**Task to complete:**
Gather every line from the entries below that includes "ALERT".

**Dataset extract:**

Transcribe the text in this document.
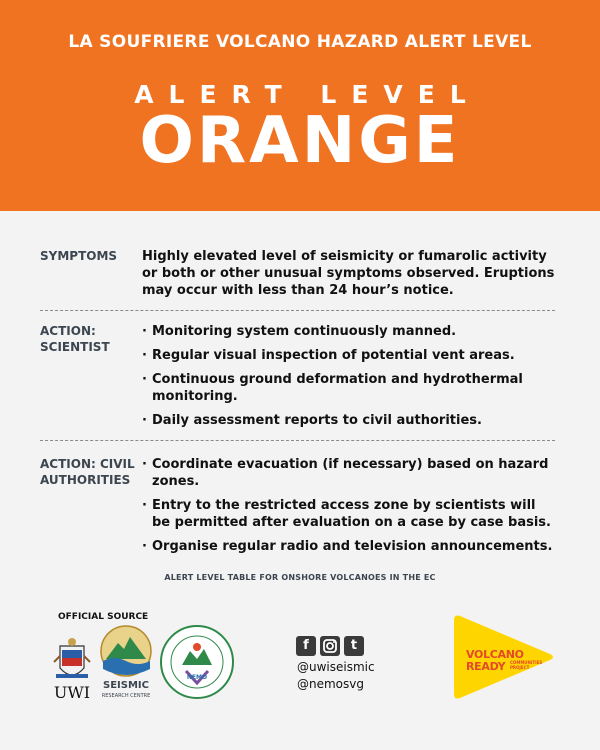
LA SOUFRIERE VOLCANO HAZARD ALERT LEVEL
ALERT LEVEL
ORANGE
SYMPTOMS	Highly elevated level of seismicity or fumarolic activity or both or other unusual symptoms observed. Eruptions may occur with less than 24 hour’s notice.
ACTION: SCIENTIST
· Monitoring system continuously manned.
· Regular visual inspection of potential vent areas.
· Continuous ground deformation and hydrothermal monitoring.
· Daily assessment reports to civil authorities.
ACTION: CIVIL AUTHORITIES
· Coordinate evacuation (if necessary) based on hazard zones.
· Entry to the restricted access zone by scientists will be permitted after evaluation on a case by case basis.
· Organise regular radio and television announcements.
ALERT LEVEL TABLE FOR ONSHORE VOLCANOES IN THE EC
OFFICIAL SOURCE
UWI	SEISMIC
RESEARCH CENTRE
NEMO
f	t
@uwiseismic
@nemosvg
VOLCANO
READY COMMUNITIES PROJECT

**Complete answer:**
LA SOUFRIERE VOLCANO HAZARD ALERT LEVEL
ALERT LEVEL
ALERT LEVEL TABLE FOR ONSHORE VOLCANOES IN THE EC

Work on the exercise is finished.